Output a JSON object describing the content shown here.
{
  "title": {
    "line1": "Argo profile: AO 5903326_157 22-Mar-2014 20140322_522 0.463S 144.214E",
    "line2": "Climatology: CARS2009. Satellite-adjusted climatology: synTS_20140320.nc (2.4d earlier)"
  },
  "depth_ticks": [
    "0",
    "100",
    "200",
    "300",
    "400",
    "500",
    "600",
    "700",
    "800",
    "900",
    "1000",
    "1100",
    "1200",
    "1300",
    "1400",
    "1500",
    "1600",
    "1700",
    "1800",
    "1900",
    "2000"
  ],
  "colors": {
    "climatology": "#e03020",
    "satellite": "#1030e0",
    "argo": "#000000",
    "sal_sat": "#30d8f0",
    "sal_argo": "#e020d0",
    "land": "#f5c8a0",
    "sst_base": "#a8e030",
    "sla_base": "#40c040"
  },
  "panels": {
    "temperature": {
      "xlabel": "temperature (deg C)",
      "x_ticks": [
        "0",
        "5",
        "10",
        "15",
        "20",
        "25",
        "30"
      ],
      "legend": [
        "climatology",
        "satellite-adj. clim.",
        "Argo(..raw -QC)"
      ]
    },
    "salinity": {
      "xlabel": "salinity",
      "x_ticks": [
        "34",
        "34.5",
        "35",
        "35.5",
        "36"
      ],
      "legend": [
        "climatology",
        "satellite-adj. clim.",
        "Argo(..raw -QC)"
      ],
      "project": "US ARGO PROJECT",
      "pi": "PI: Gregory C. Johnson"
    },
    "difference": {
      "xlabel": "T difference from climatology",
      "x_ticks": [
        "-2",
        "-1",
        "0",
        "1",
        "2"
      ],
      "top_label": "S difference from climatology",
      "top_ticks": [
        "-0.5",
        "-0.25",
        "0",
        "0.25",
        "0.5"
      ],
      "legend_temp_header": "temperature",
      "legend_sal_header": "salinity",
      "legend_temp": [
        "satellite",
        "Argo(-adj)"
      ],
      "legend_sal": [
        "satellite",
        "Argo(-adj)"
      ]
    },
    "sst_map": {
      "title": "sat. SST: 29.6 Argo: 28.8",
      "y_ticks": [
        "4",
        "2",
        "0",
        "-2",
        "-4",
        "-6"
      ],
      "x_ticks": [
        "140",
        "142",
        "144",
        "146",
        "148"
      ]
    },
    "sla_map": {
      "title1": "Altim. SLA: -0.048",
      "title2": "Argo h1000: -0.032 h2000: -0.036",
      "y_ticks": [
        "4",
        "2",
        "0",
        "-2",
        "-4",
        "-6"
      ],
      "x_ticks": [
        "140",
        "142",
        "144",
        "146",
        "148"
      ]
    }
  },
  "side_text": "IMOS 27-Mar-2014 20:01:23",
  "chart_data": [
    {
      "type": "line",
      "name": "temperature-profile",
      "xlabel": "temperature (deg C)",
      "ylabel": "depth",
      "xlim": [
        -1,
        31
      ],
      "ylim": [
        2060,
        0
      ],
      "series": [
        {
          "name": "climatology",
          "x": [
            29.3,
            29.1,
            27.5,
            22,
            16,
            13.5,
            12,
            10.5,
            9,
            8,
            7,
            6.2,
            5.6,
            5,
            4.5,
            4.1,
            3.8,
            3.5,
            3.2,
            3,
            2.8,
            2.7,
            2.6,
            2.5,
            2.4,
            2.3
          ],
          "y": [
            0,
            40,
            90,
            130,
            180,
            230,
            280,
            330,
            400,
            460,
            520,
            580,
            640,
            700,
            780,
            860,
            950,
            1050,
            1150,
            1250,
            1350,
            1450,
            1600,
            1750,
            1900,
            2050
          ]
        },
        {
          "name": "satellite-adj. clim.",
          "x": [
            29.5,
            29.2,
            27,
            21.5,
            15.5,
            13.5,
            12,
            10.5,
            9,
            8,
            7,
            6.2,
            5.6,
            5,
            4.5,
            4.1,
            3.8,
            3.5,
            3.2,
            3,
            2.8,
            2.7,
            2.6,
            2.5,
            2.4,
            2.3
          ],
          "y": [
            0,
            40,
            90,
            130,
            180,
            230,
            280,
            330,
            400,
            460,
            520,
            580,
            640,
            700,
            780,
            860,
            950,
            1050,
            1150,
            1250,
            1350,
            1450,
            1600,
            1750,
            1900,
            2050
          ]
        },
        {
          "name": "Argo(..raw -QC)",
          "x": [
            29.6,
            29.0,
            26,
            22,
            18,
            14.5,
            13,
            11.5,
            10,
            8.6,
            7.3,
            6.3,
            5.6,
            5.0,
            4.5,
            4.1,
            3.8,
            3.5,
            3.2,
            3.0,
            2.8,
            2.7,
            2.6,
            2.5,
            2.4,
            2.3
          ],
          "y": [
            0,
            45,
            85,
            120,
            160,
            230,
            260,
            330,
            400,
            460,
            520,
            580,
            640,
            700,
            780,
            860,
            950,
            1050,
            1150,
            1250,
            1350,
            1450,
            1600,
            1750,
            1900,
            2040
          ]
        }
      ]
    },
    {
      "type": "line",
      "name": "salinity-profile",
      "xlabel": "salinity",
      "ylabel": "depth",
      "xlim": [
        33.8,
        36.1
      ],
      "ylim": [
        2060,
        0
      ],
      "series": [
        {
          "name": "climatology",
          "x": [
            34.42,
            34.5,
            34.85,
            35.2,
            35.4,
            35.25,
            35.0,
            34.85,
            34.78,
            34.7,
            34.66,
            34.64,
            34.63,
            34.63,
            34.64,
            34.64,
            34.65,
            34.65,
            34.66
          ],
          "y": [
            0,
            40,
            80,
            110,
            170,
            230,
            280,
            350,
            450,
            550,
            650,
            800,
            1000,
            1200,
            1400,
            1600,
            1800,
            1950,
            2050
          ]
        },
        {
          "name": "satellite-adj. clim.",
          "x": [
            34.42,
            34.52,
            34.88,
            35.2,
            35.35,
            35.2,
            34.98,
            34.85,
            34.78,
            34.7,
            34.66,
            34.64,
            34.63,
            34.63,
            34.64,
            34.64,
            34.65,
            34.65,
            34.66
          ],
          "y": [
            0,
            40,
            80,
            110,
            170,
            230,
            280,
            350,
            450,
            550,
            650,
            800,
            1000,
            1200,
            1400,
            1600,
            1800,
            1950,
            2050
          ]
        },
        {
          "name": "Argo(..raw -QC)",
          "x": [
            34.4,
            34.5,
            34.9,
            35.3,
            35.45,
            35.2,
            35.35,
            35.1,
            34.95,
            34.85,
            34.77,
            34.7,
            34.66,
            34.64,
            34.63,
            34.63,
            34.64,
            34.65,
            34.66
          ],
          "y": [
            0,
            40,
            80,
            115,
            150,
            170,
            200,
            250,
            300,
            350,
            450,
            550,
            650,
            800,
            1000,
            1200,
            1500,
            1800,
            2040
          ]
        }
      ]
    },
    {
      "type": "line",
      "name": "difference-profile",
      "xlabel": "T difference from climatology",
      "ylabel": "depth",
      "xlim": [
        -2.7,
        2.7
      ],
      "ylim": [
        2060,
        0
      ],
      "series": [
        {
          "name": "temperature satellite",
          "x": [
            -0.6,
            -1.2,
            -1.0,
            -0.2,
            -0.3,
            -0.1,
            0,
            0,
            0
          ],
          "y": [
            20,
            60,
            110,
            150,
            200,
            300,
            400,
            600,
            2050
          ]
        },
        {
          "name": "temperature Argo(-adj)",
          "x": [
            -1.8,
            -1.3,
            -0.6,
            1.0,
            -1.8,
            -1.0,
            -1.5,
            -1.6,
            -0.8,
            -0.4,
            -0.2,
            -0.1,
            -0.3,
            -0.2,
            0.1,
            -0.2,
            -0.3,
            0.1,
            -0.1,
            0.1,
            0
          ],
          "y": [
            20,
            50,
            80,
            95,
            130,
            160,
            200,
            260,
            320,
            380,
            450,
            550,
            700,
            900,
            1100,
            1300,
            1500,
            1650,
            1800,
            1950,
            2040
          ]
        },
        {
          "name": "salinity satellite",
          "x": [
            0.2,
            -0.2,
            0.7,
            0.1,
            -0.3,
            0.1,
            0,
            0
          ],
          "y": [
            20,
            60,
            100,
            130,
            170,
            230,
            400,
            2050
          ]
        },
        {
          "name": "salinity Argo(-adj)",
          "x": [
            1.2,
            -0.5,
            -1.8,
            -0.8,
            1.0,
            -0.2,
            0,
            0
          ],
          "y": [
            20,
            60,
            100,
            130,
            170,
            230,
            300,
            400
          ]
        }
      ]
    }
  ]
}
####
* [SET EXERCISE]
From the records, copy every line that has the string "temperature" in it.

* [TASK RESPONSE]
    "temperature": {
      "xlabel": "temperature (deg C)",
      "legend_temp_header": "temperature",
      "name": "temperature-profile",
      "xlabel": "temperature (deg C)",
          "name": "temperature satellite",
          "name": "temperature Argo(-adj)",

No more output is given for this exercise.